** Start **

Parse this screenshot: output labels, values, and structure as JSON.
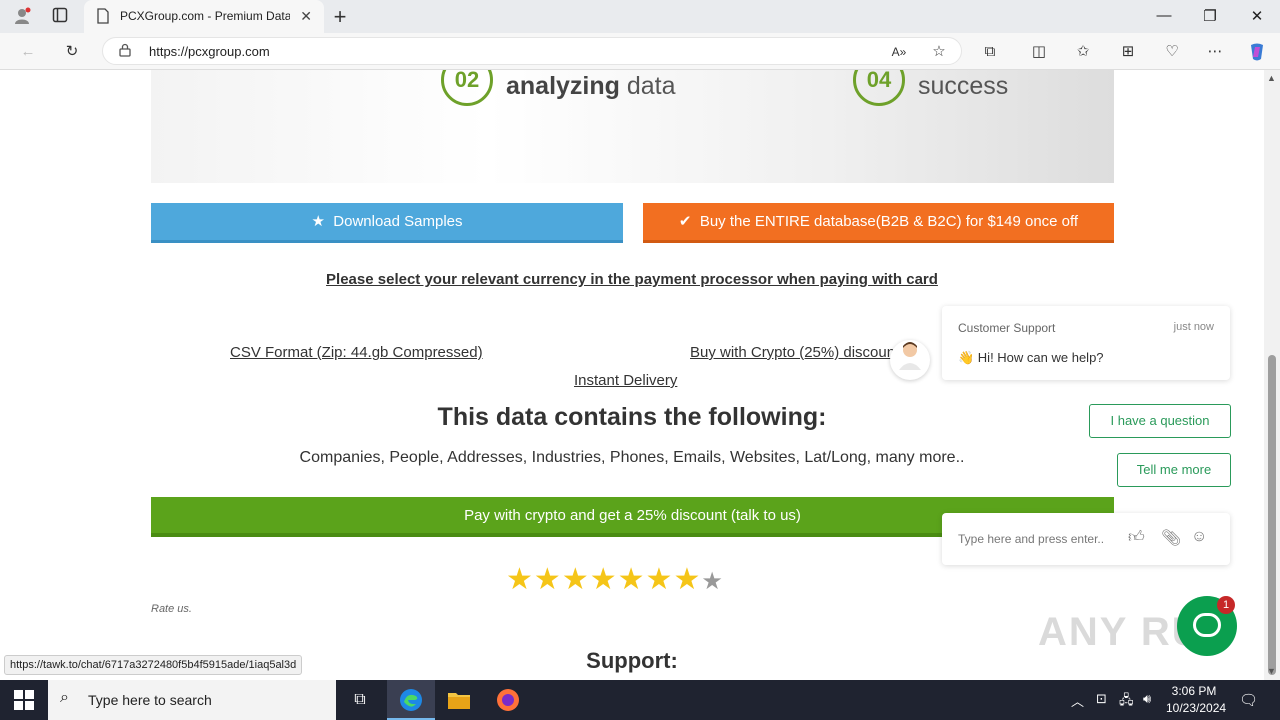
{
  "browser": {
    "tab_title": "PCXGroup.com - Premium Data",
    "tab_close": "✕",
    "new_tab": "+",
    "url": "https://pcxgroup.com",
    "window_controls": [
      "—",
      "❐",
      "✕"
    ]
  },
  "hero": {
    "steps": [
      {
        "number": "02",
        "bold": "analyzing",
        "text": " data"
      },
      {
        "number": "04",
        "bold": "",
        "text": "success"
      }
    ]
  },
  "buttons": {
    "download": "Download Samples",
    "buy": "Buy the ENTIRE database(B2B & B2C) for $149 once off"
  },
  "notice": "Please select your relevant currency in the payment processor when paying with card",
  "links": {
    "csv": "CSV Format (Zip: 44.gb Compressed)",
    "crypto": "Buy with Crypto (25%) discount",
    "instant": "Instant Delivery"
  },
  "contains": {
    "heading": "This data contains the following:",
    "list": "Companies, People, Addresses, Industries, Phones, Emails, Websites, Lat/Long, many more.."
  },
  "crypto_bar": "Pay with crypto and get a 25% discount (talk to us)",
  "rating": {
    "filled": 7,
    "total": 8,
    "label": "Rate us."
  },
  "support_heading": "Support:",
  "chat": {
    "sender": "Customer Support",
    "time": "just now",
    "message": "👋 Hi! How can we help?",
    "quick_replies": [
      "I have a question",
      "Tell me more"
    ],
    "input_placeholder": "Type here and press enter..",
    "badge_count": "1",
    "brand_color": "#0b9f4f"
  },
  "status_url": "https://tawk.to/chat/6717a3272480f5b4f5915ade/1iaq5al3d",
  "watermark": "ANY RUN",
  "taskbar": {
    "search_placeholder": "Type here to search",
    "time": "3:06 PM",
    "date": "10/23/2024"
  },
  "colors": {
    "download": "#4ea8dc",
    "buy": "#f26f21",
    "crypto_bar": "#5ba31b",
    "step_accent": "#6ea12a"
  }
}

** End **

Goal -> Give every line back word for word and leave the pictures out.

Answer to the exercise ->
Parse this screenshot: output labels, values, and structure as JSON.
{
  "browser": {
    "tab_title": "PCXGroup.com - Premium Data",
    "tab_close": "✕",
    "new_tab": "+",
    "url": "https://pcxgroup.com",
    "window_controls": [
      "—",
      "❐",
      "✕"
    ]
  },
  "hero": {
    "steps": [
      {
        "number": "02",
        "bold": "analyzing",
        "text": " data"
      },
      {
        "number": "04",
        "bold": "",
        "text": "success"
      }
    ]
  },
  "buttons": {
    "download": "Download Samples",
    "buy": "Buy the ENTIRE database(B2B & B2C) for $149 once off"
  },
  "notice": "Please select your relevant currency in the payment processor when paying with card",
  "links": {
    "csv": "CSV Format (Zip: 44.gb Compressed)",
    "crypto": "Buy with Crypto (25%) discount",
    "instant": "Instant Delivery"
  },
  "contains": {
    "heading": "This data contains the following:",
    "list": "Companies, People, Addresses, Industries, Phones, Emails, Websites, Lat/Long, many more.."
  },
  "crypto_bar": "Pay with crypto and get a 25% discount (talk to us)",
  "rating": {
    "filled": 7,
    "total": 8,
    "label": "Rate us."
  },
  "support_heading": "Support:",
  "chat": {
    "sender": "Customer Support",
    "time": "just now",
    "message": "👋 Hi! How can we help?",
    "quick_replies": [
      "I have a question",
      "Tell me more"
    ],
    "input_placeholder": "Type here and press enter..",
    "badge_count": "1",
    "brand_color": "#0b9f4f"
  },
  "status_url": "https://tawk.to/chat/6717a3272480f5b4f5915ade/1iaq5al3d",
  "watermark": "ANY RUN",
  "taskbar": {
    "search_placeholder": "Type here to search",
    "time": "3:06 PM",
    "date": "10/23/2024"
  },
  "colors": {
    "download": "#4ea8dc",
    "buy": "#f26f21",
    "crypto_bar": "#5ba31b",
    "step_accent": "#6ea12a"
  }
}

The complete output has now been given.